DATA PROVIDED →

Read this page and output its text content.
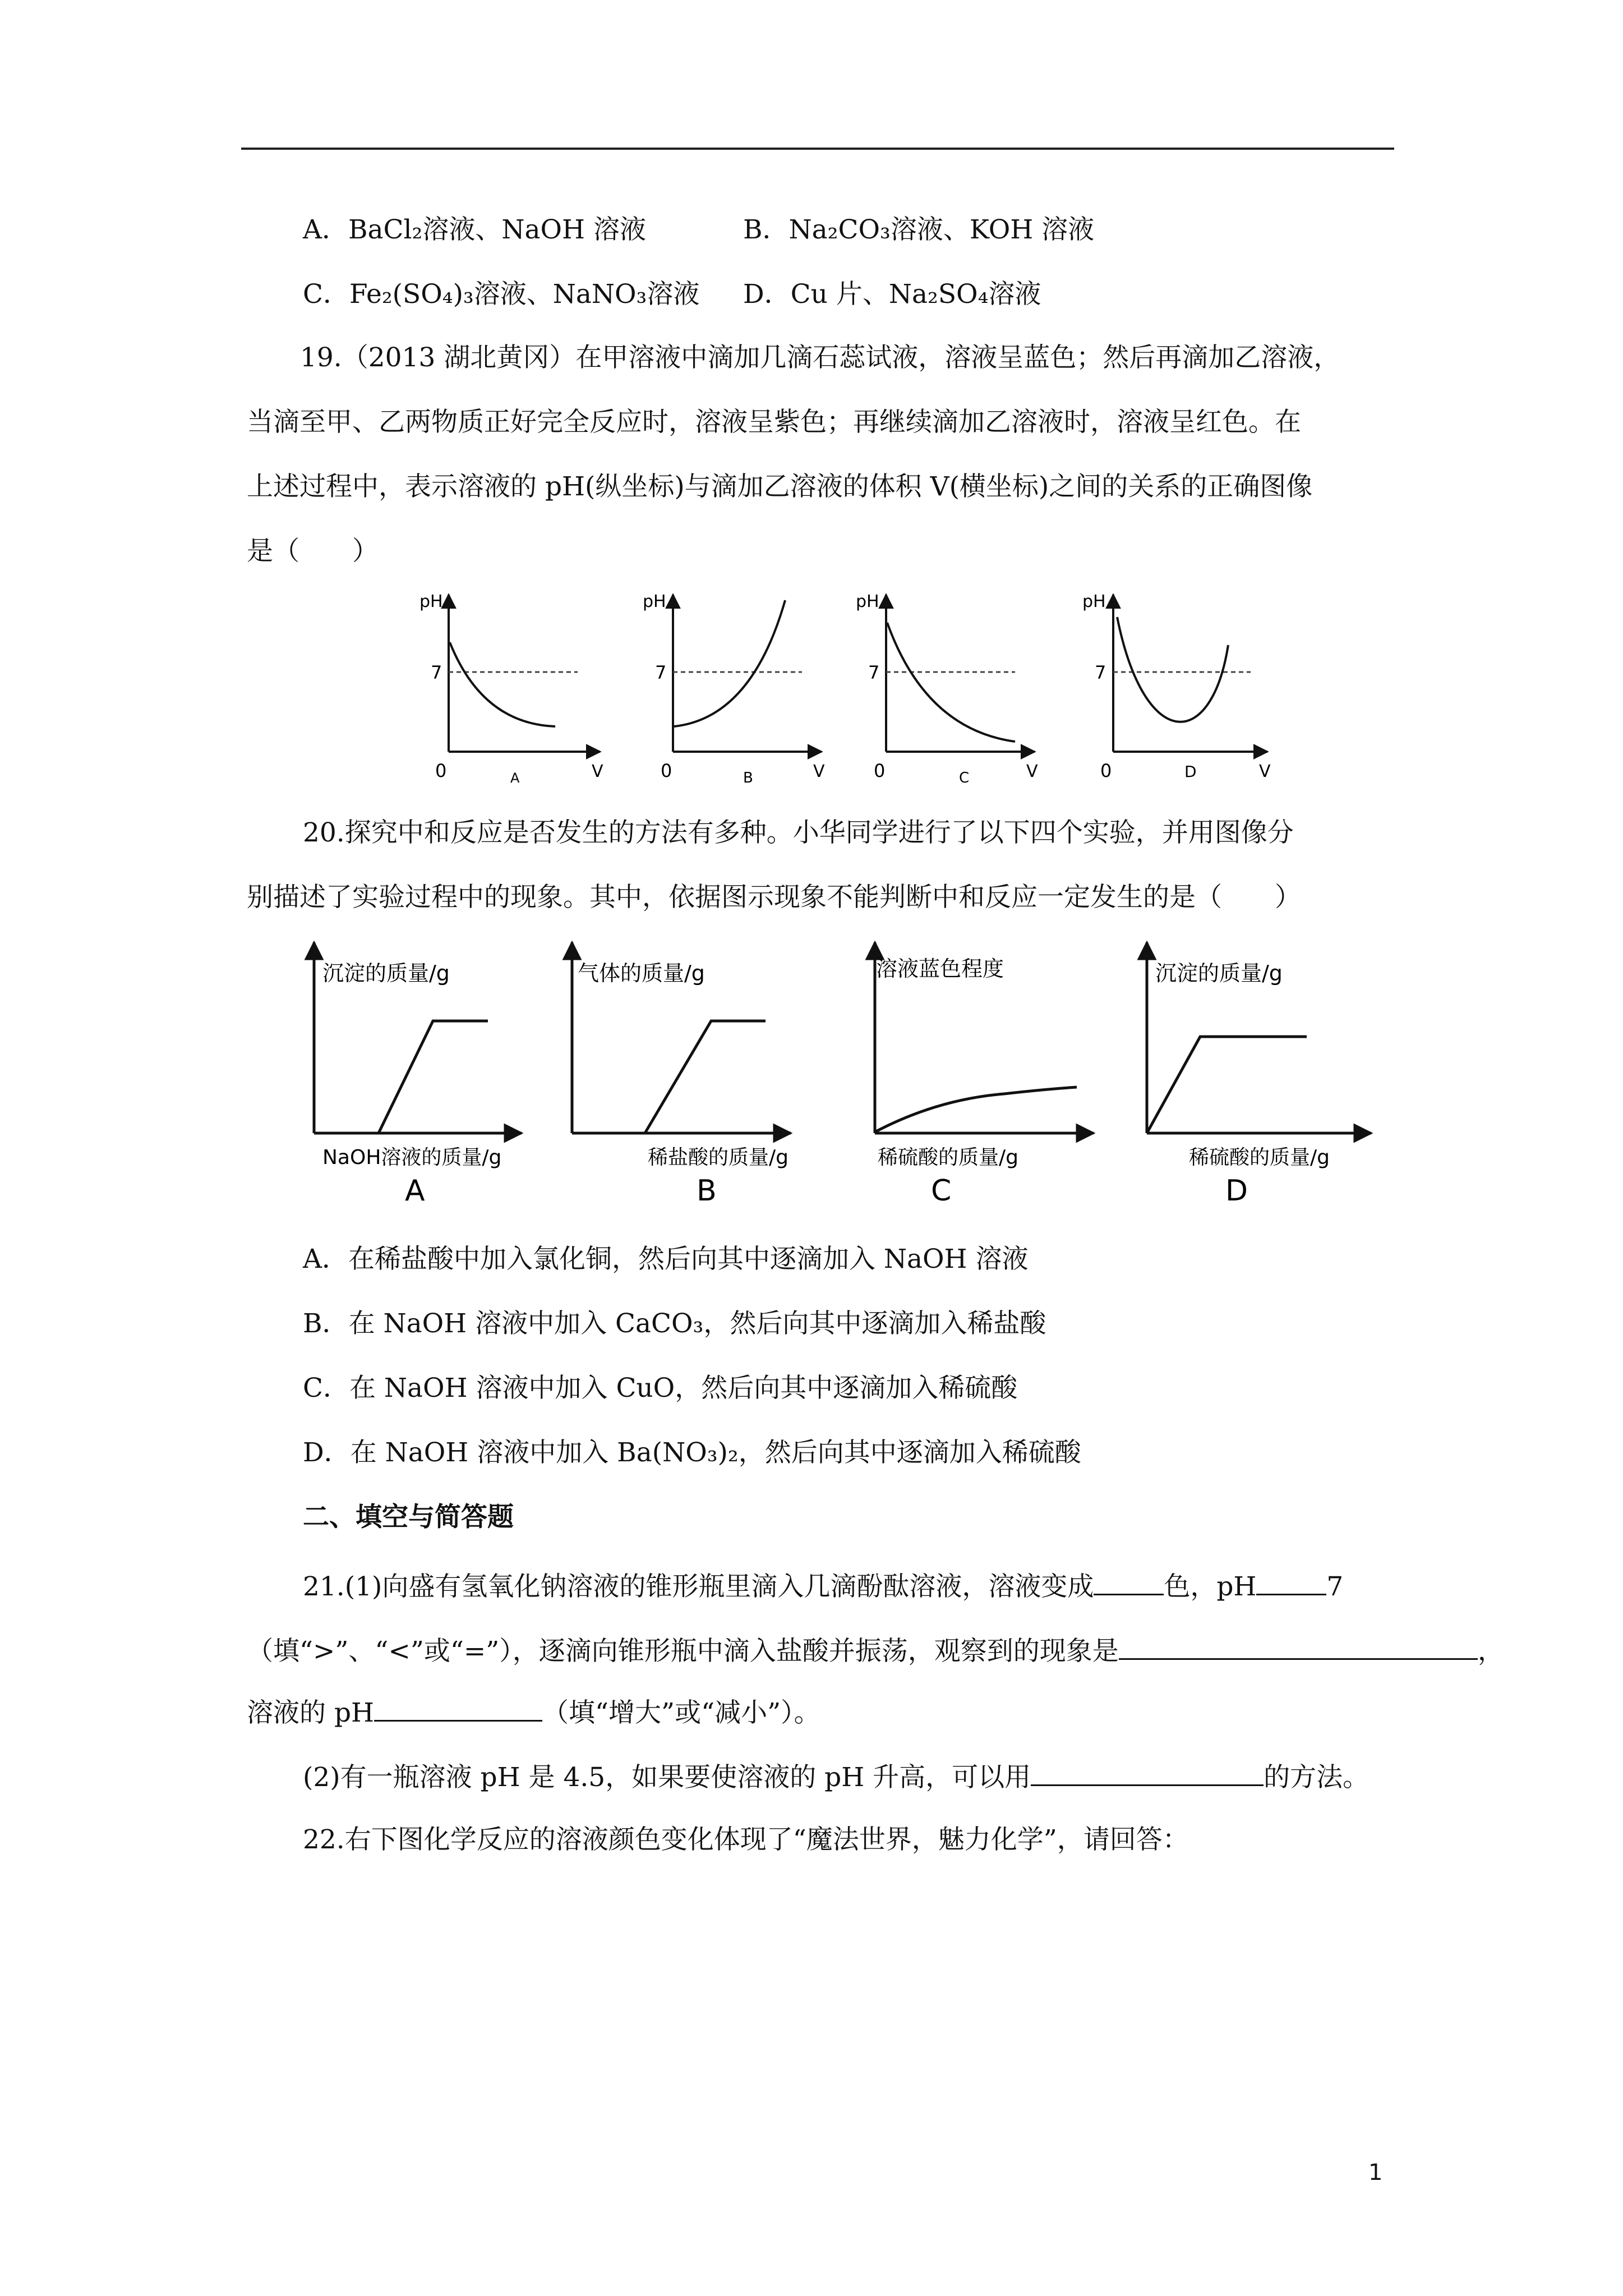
A．BaCl₂溶液、NaOH 溶液	B．Na₂CO₃溶液、KOH 溶液
C．Fe₂(SO₄)₃溶液、NaNO₃溶液 D．Cu 片、Na₂SO₄溶液
19.（2013 湖北黄冈）在甲溶液中滴加几滴石蕊试液，溶液呈蓝色；然后再滴加乙溶液，
当滴至甲、乙两物质正好完全反应时，溶液呈紫色；再继续滴加乙溶液时，溶液呈红色。在
上述过程中，表示溶液的 pH(纵坐标)与滴加乙溶液的体积 V(横坐标)之间的关系的正确图像
是（　　）
pH
7
0	V
A
pH
7
0	V
B
pH
7
0	V
C
pH
7
0	V
D
20.探究中和反应是否发生的方法有多种。小华同学进行了以下四个实验，并用图像分
别描述了实验过程中的现象。其中，依据图示现象不能判断中和反应一定发生的是（　　）
沉淀的质量/g
NaOH溶液的质量/g
A
气体的质量/g
稀盐酸的质量/g
B
溶液蓝色程度
稀硫酸的质量/g
C
沉淀的质量/g
稀硫酸的质量/g
D
A．在稀盐酸中加入氯化铜，然后向其中逐滴加入 NaOH 溶液
B．在 NaOH 溶液中加入 CaCO₃，然后向其中逐滴加入稀盐酸
C．在 NaOH 溶液中加入 CuO，然后向其中逐滴加入稀硫酸
D．在 NaOH 溶液中加入 Ba(NO₃)₂，然后向其中逐滴加入稀硫酸
二、填空与简答题
21.(1)向盛有氢氧化钠溶液的锥形瓶里滴入几滴酚酞溶液，溶液变成	色，pH	7
（填“>”、“<”或“=”），逐滴向锥形瓶中滴入盐酸并振荡，观察到的现象是	，
溶液的 pH	（填“增大”或“减小”）。
(2)有一瓶溶液 pH 是 4.5，如果要使溶液的 pH 升高，可以用	的方法。
22.右下图化学反应的溶液颜色变化体现了“魔法世界，魅力化学”，请回答：
1
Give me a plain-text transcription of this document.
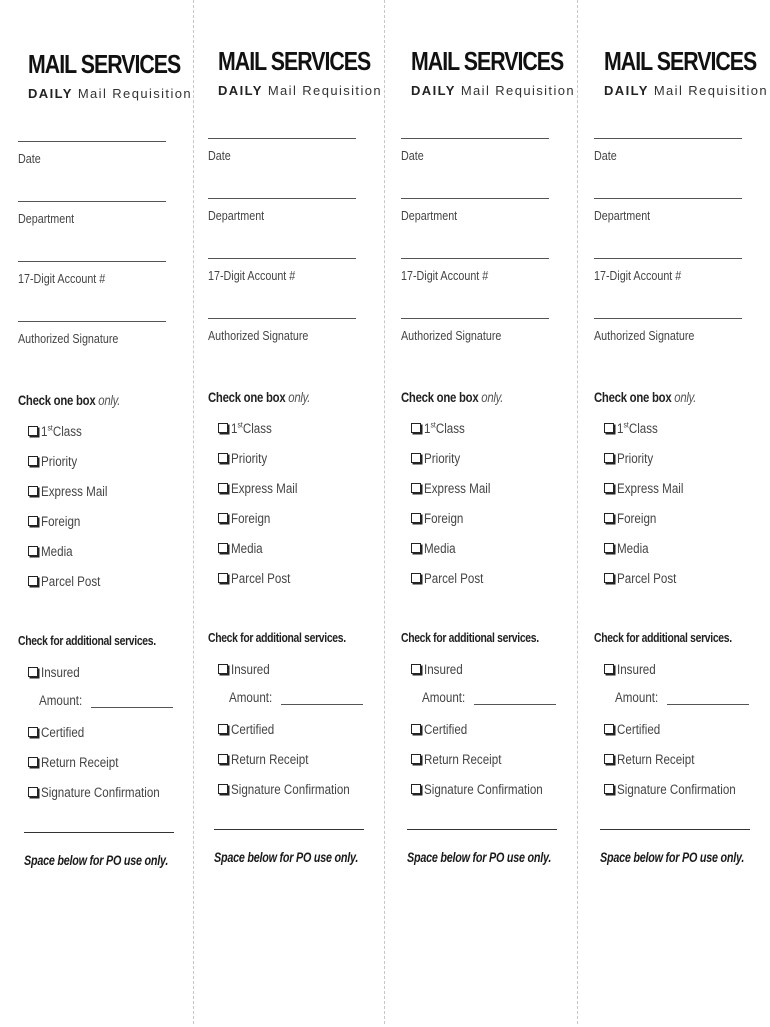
MAIL SERVICES
DAILY Mail Requisition
Date
Department
17-Digit Account #
Authorized Signature
Check one box only.
1stClass
Priority
Express Mail
Foreign
Media
Parcel Post
Check for additional services.
Insured
Amount:
Certified
Return Receipt
Signature Confirmation
Space below for PO use only.
MAIL SERVICES
DAILY Mail Requisition
Date
Department
17-Digit Account #
Authorized Signature
Check one box only.
1stClass
Priority
Express Mail
Foreign
Media
Parcel Post
Check for additional services.
Insured
Amount:
Certified
Return Receipt
Signature Confirmation
Space below for PO use only.
MAIL SERVICES
DAILY Mail Requisition
Date
Department
17-Digit Account #
Authorized Signature
Check one box only.
1stClass
Priority
Express Mail
Foreign
Media
Parcel Post
Check for additional services.
Insured
Amount:
Certified
Return Receipt
Signature Confirmation
Space below for PO use only.
MAIL SERVICES
DAILY Mail Requisition
Date
Department
17-Digit Account #
Authorized Signature
Check one box only.
1stClass
Priority
Express Mail
Foreign
Media
Parcel Post
Check for additional services.
Insured
Amount:
Certified
Return Receipt
Signature Confirmation
Space below for PO use only.
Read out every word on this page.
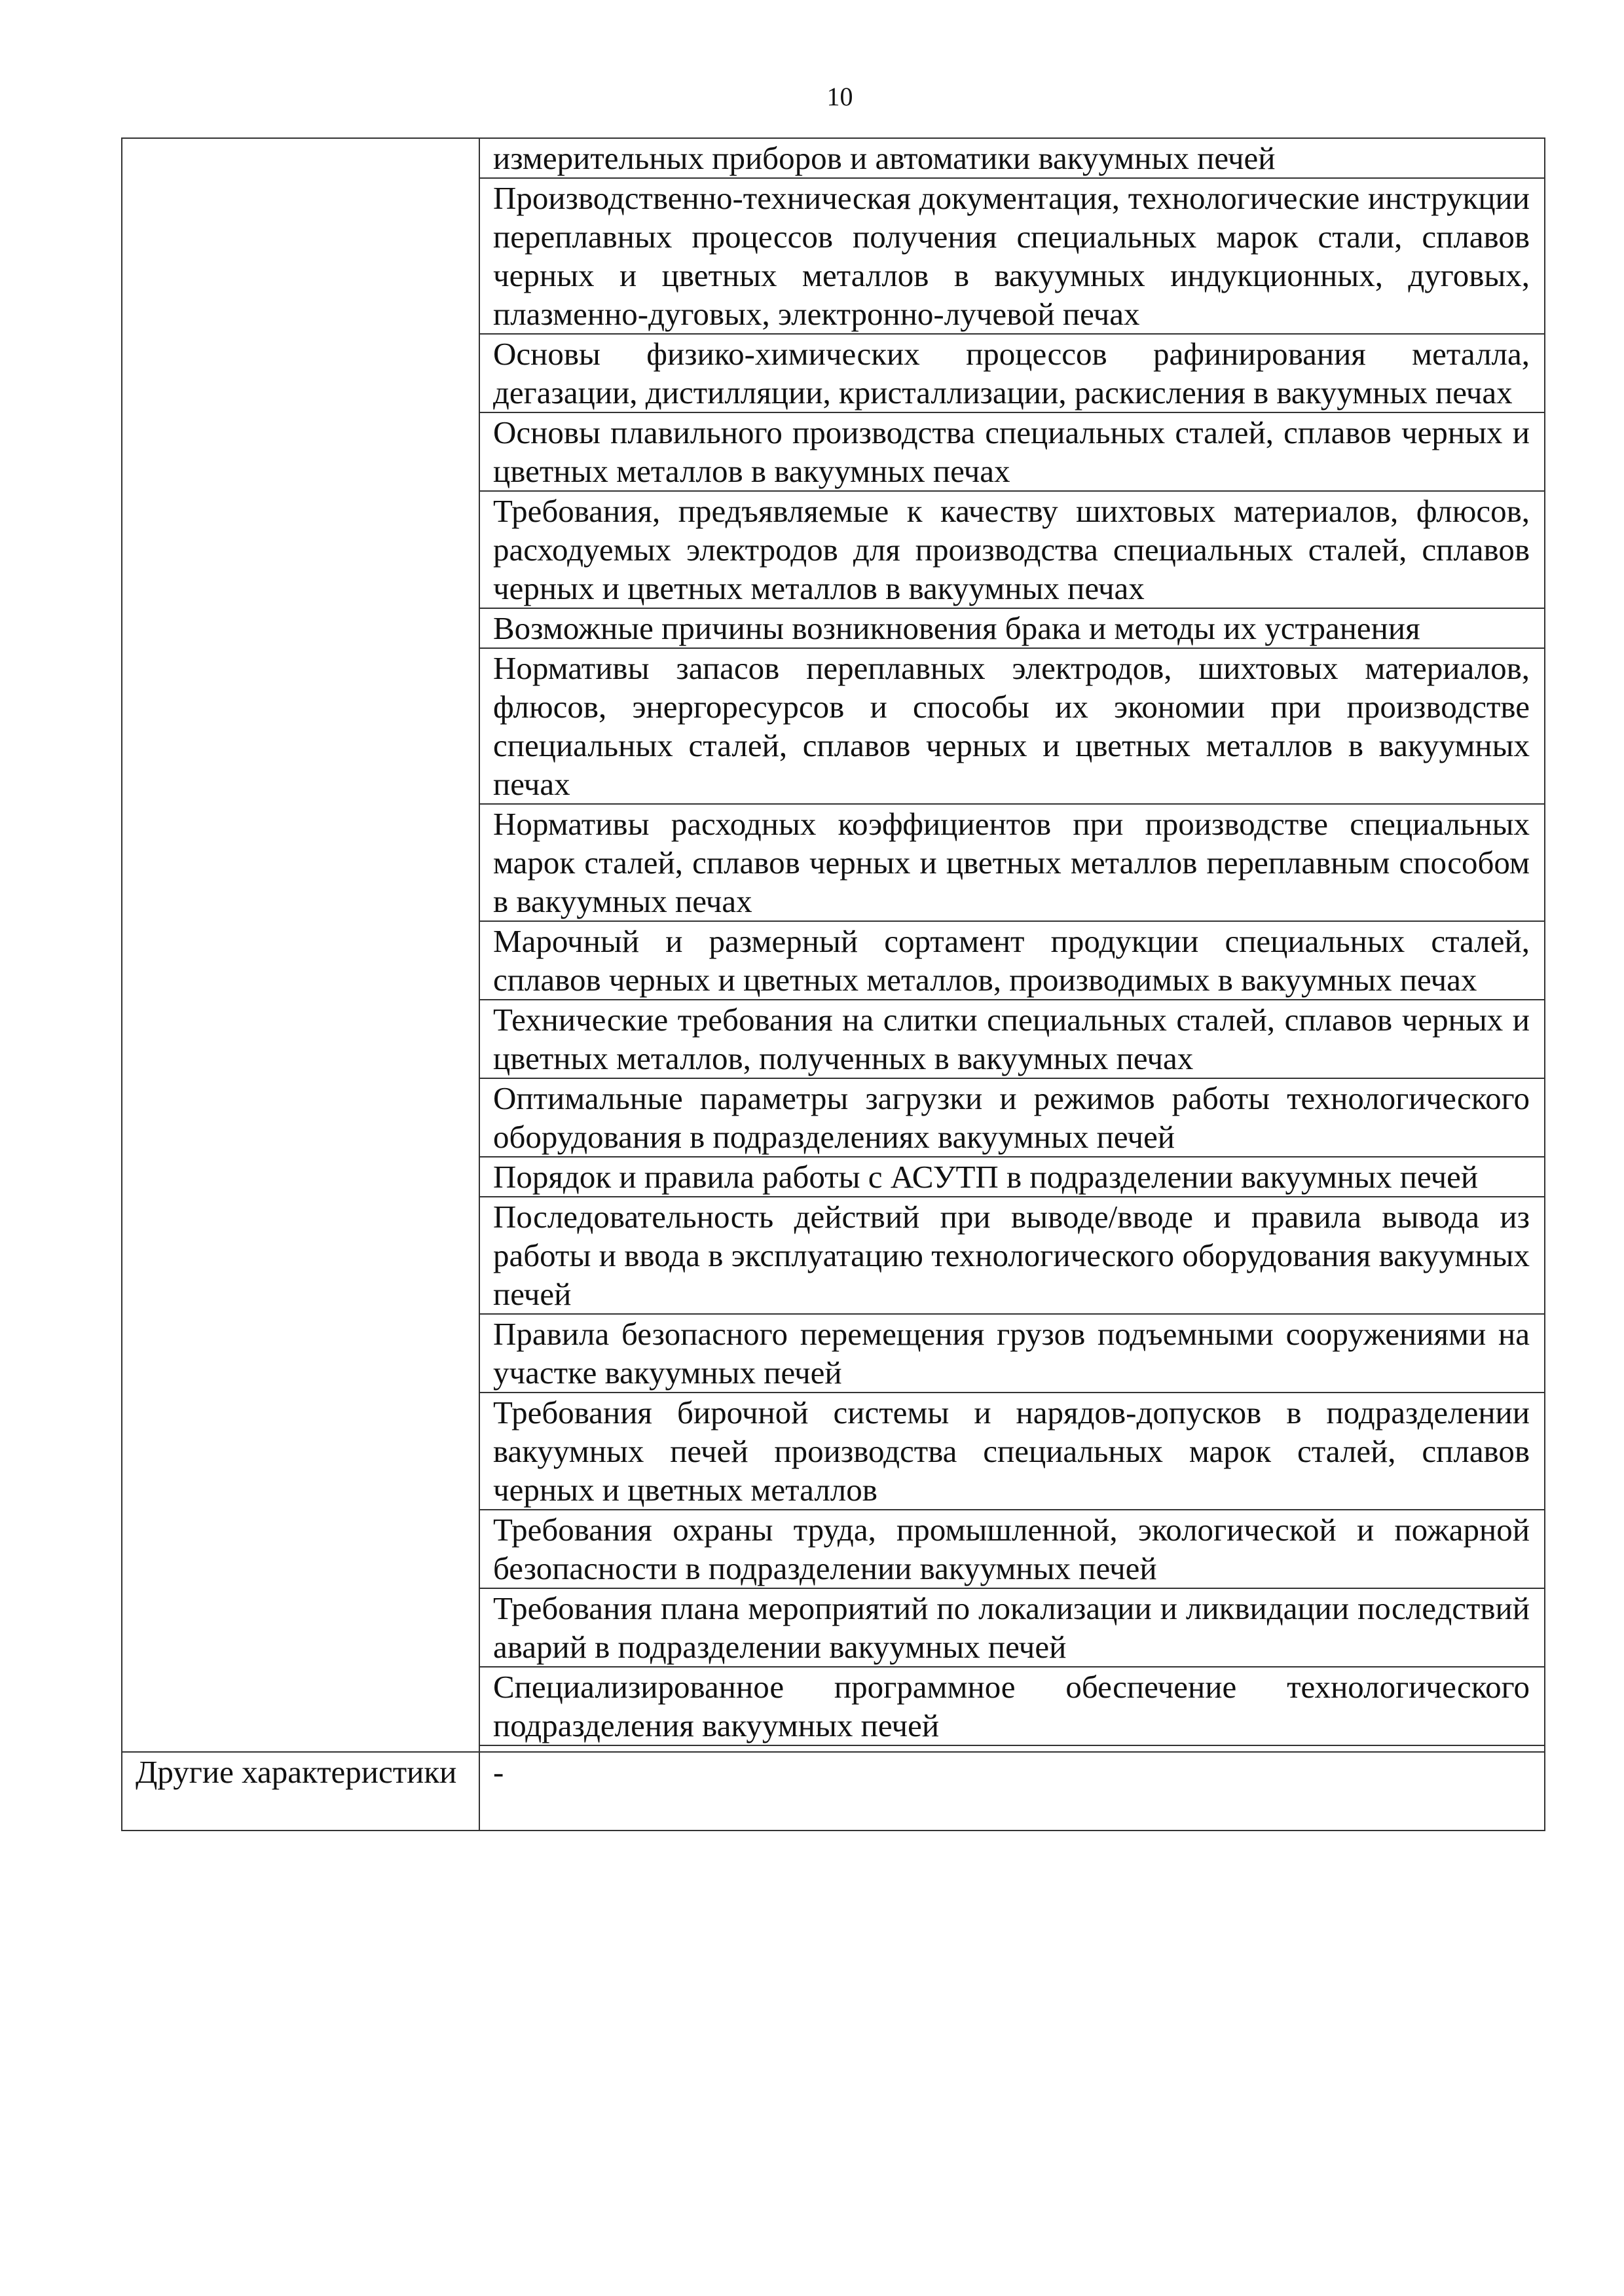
10
	измерительных приборов и автоматики вакуумных печей
	Производственно-техническая документация, технологические инструкции переплавных процессов получения специальных марок стали, сплавов черных и цветных металлов в вакуумных индукционных, дуговых, плазменно-дуговых, электронно-лучевой печах
	Основы физико-химических процессов рафинирования металла, дегазации, дистилляции, кристаллизации, раскисления в вакуумных печах
	Основы плавильного производства специальных сталей, сплавов черных и цветных металлов в вакуумных печах
	Требования, предъявляемые к качеству шихтовых материалов, флюсов, расходуемых электродов для производства специальных сталей, сплавов черных и цветных металлов в вакуумных печах
	Возможные причины возникновения брака и методы их устранения
	Нормативы запасов переплавных электродов, шихтовых материалов, флюсов, энергоресурсов и способы их экономии при производстве специальных сталей, сплавов черных и цветных металлов в вакуумных печах
	Нормативы расходных коэффициентов при производстве специальных марок сталей, сплавов черных и цветных металлов переплавным способом в вакуумных печах
	Марочный и размерный сортамент продукции специальных сталей, сплавов черных и цветных металлов, производимых в вакуумных печах
	Технические требования на слитки специальных сталей, сплавов черных и цветных металлов, полученных в вакуумных печах
	Оптимальные параметры загрузки и режимов работы технологического оборудования в подразделениях вакуумных печей
	Порядок и правила работы с АСУТП в подразделении вакуумных печей
	Последовательность действий при выводе/вводе и правила вывода из работы и ввода в эксплуатацию технологического оборудования вакуумных печей
	Правила безопасного перемещения грузов подъемными сооружениями на участке вакуумных печей
	Требования бирочной системы и нарядов-допусков в подразделении вакуумных печей производства специальных марок сталей, сплавов черных и цветных металлов
	Требования охраны труда, промышленной, экологической и пожарной безопасности в подразделении вакуумных печей
	Требования плана мероприятий по локализации и ликвидации последствий аварий в подразделении вакуумных печей
	Специализированное программное обеспечение технологического подразделения вакуумных печей

Другие характеристики	-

WRITTEN PROBLEM → Give back only a number, the number of lines where the string "溶液中加入" occurs.

THE RESPONSE → 3